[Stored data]

>>>

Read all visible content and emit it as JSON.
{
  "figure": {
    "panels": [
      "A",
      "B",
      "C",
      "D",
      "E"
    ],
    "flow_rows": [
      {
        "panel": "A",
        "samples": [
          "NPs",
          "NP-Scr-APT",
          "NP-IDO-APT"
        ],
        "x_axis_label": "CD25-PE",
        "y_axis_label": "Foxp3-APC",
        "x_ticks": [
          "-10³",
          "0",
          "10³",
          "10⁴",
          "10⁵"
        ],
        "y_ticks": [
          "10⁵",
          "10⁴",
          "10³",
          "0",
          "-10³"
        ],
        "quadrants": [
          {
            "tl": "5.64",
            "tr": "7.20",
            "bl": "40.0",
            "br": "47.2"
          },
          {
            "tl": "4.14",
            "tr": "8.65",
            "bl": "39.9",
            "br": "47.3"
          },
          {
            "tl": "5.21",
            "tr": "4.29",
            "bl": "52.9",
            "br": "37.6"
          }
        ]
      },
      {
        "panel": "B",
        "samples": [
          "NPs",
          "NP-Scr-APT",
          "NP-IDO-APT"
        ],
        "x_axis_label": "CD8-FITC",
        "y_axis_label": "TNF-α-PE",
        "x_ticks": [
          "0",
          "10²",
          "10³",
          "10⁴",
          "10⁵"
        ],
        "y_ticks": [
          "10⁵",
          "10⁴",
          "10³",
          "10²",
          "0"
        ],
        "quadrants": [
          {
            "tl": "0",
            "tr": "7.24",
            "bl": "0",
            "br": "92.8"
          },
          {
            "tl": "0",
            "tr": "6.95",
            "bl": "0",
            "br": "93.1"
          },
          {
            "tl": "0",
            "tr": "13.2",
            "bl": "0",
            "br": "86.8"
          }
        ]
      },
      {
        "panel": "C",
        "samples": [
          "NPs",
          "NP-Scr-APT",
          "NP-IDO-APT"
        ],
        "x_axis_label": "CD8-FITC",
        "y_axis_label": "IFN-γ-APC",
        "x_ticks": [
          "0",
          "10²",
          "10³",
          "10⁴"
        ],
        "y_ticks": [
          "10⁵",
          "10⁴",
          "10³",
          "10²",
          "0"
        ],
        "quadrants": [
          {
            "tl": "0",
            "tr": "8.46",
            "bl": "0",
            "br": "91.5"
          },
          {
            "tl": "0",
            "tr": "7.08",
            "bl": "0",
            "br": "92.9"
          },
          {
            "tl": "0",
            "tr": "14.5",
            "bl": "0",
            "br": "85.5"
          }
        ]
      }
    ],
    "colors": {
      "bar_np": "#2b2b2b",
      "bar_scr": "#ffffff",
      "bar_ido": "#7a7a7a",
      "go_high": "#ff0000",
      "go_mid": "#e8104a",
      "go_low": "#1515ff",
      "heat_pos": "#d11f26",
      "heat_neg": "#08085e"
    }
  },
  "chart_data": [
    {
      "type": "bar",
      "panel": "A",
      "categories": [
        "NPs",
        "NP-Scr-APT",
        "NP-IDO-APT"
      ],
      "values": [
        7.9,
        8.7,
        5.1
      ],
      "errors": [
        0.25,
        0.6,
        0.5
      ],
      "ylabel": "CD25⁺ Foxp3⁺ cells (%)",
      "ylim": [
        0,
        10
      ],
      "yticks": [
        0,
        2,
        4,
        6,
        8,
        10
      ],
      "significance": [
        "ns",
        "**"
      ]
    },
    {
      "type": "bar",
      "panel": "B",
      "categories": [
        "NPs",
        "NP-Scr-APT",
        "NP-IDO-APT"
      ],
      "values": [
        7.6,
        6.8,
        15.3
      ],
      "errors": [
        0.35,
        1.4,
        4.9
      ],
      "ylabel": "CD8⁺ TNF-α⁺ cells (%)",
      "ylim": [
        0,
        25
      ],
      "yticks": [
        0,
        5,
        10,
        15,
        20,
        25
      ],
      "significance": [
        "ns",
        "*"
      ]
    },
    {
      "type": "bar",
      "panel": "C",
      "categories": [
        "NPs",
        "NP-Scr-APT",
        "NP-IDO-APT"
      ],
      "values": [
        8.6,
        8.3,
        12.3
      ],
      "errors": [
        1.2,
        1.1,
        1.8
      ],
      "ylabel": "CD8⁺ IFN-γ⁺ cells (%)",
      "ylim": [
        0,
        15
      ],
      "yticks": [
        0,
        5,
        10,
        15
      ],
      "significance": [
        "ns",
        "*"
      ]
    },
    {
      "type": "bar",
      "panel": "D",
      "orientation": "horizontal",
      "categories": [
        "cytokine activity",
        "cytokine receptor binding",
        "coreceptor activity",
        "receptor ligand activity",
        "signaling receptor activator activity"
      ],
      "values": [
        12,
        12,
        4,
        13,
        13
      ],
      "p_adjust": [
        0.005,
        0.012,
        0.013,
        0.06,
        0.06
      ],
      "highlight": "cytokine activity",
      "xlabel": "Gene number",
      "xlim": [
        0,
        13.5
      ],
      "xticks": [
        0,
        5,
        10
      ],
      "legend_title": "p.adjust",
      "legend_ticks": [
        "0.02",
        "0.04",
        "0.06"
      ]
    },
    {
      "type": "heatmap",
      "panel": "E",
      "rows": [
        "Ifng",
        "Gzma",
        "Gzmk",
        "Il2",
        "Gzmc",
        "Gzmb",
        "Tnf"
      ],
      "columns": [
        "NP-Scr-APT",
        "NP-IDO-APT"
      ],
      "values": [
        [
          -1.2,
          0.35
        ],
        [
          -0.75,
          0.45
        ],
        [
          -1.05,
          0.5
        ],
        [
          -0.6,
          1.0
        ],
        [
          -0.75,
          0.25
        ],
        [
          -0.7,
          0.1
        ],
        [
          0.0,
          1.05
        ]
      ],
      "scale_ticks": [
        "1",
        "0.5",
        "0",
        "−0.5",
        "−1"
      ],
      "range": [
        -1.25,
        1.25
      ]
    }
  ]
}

<<<

> **Task to complete**
You are asked to copy all of the entries above exactly.

> **Answer to the problem**
Read all visible content and emit it as JSON.
{
  "figure": {
    "panels": [
      "A",
      "B",
      "C",
      "D",
      "E"
    ],
    "flow_rows": [
      {
        "panel": "A",
        "samples": [
          "NPs",
          "NP-Scr-APT",
          "NP-IDO-APT"
        ],
        "x_axis_label": "CD25-PE",
        "y_axis_label": "Foxp3-APC",
        "x_ticks": [
          "-10³",
          "0",
          "10³",
          "10⁴",
          "10⁵"
        ],
        "y_ticks": [
          "10⁵",
          "10⁴",
          "10³",
          "0",
          "-10³"
        ],
        "quadrants": [
          {
            "tl": "5.64",
            "tr": "7.20",
            "bl": "40.0",
            "br": "47.2"
          },
          {
            "tl": "4.14",
            "tr": "8.65",
            "bl": "39.9",
            "br": "47.3"
          },
          {
            "tl": "5.21",
            "tr": "4.29",
            "bl": "52.9",
            "br": "37.6"
          }
        ]
      },
      {
        "panel": "B",
        "samples": [
          "NPs",
          "NP-Scr-APT",
          "NP-IDO-APT"
        ],
        "x_axis_label": "CD8-FITC",
        "y_axis_label": "TNF-α-PE",
        "x_ticks": [
          "0",
          "10²",
          "10³",
          "10⁴",
          "10⁵"
        ],
        "y_ticks": [
          "10⁵",
          "10⁴",
          "10³",
          "10²",
          "0"
        ],
        "quadrants": [
          {
            "tl": "0",
            "tr": "7.24",
            "bl": "0",
            "br": "92.8"
          },
          {
            "tl": "0",
            "tr": "6.95",
            "bl": "0",
            "br": "93.1"
          },
          {
            "tl": "0",
            "tr": "13.2",
            "bl": "0",
            "br": "86.8"
          }
        ]
      },
      {
        "panel": "C",
        "samples": [
          "NPs",
          "NP-Scr-APT",
          "NP-IDO-APT"
        ],
        "x_axis_label": "CD8-FITC",
        "y_axis_label": "IFN-γ-APC",
        "x_ticks": [
          "0",
          "10²",
          "10³",
          "10⁴"
        ],
        "y_ticks": [
          "10⁵",
          "10⁴",
          "10³",
          "10²",
          "0"
        ],
        "quadrants": [
          {
            "tl": "0",
            "tr": "8.46",
            "bl": "0",
            "br": "91.5"
          },
          {
            "tl": "0",
            "tr": "7.08",
            "bl": "0",
            "br": "92.9"
          },
          {
            "tl": "0",
            "tr": "14.5",
            "bl": "0",
            "br": "85.5"
          }
        ]
      }
    ],
    "colors": {
      "bar_np": "#2b2b2b",
      "bar_scr": "#ffffff",
      "bar_ido": "#7a7a7a",
      "go_high": "#ff0000",
      "go_mid": "#e8104a",
      "go_low": "#1515ff",
      "heat_pos": "#d11f26",
      "heat_neg": "#08085e"
    }
  },
  "chart_data": [
    {
      "type": "bar",
      "panel": "A",
      "categories": [
        "NPs",
        "NP-Scr-APT",
        "NP-IDO-APT"
      ],
      "values": [
        7.9,
        8.7,
        5.1
      ],
      "errors": [
        0.25,
        0.6,
        0.5
      ],
      "ylabel": "CD25⁺ Foxp3⁺ cells (%)",
      "ylim": [
        0,
        10
      ],
      "yticks": [
        0,
        2,
        4,
        6,
        8,
        10
      ],
      "significance": [
        "ns",
        "**"
      ]
    },
    {
      "type": "bar",
      "panel": "B",
      "categories": [
        "NPs",
        "NP-Scr-APT",
        "NP-IDO-APT"
      ],
      "values": [
        7.6,
        6.8,
        15.3
      ],
      "errors": [
        0.35,
        1.4,
        4.9
      ],
      "ylabel": "CD8⁺ TNF-α⁺ cells (%)",
      "ylim": [
        0,
        25
      ],
      "yticks": [
        0,
        5,
        10,
        15,
        20,
        25
      ],
      "significance": [
        "ns",
        "*"
      ]
    },
    {
      "type": "bar",
      "panel": "C",
      "categories": [
        "NPs",
        "NP-Scr-APT",
        "NP-IDO-APT"
      ],
      "values": [
        8.6,
        8.3,
        12.3
      ],
      "errors": [
        1.2,
        1.1,
        1.8
      ],
      "ylabel": "CD8⁺ IFN-γ⁺ cells (%)",
      "ylim": [
        0,
        15
      ],
      "yticks": [
        0,
        5,
        10,
        15
      ],
      "significance": [
        "ns",
        "*"
      ]
    },
    {
      "type": "bar",
      "panel": "D",
      "orientation": "horizontal",
      "categories": [
        "cytokine activity",
        "cytokine receptor binding",
        "coreceptor activity",
        "receptor ligand activity",
        "signaling receptor activator activity"
      ],
      "values": [
        12,
        12,
        4,
        13,
        13
      ],
      "p_adjust": [
        0.005,
        0.012,
        0.013,
        0.06,
        0.06
      ],
      "highlight": "cytokine activity",
      "xlabel": "Gene number",
      "xlim": [
        0,
        13.5
      ],
      "xticks": [
        0,
        5,
        10
      ],
      "legend_title": "p.adjust",
      "legend_ticks": [
        "0.02",
        "0.04",
        "0.06"
      ]
    },
    {
      "type": "heatmap",
      "panel": "E",
      "rows": [
        "Ifng",
        "Gzma",
        "Gzmk",
        "Il2",
        "Gzmc",
        "Gzmb",
        "Tnf"
      ],
      "columns": [
        "NP-Scr-APT",
        "NP-IDO-APT"
      ],
      "values": [
        [
          -1.2,
          0.35
        ],
        [
          -0.75,
          0.45
        ],
        [
          -1.05,
          0.5
        ],
        [
          -0.6,
          1.0
        ],
        [
          -0.75,
          0.25
        ],
        [
          -0.7,
          0.1
        ],
        [
          0.0,
          1.05
        ]
      ],
      "scale_ticks": [
        "1",
        "0.5",
        "0",
        "−0.5",
        "−1"
      ],
      "range": [
        -1.25,
        1.25
      ]
    }
  ]
}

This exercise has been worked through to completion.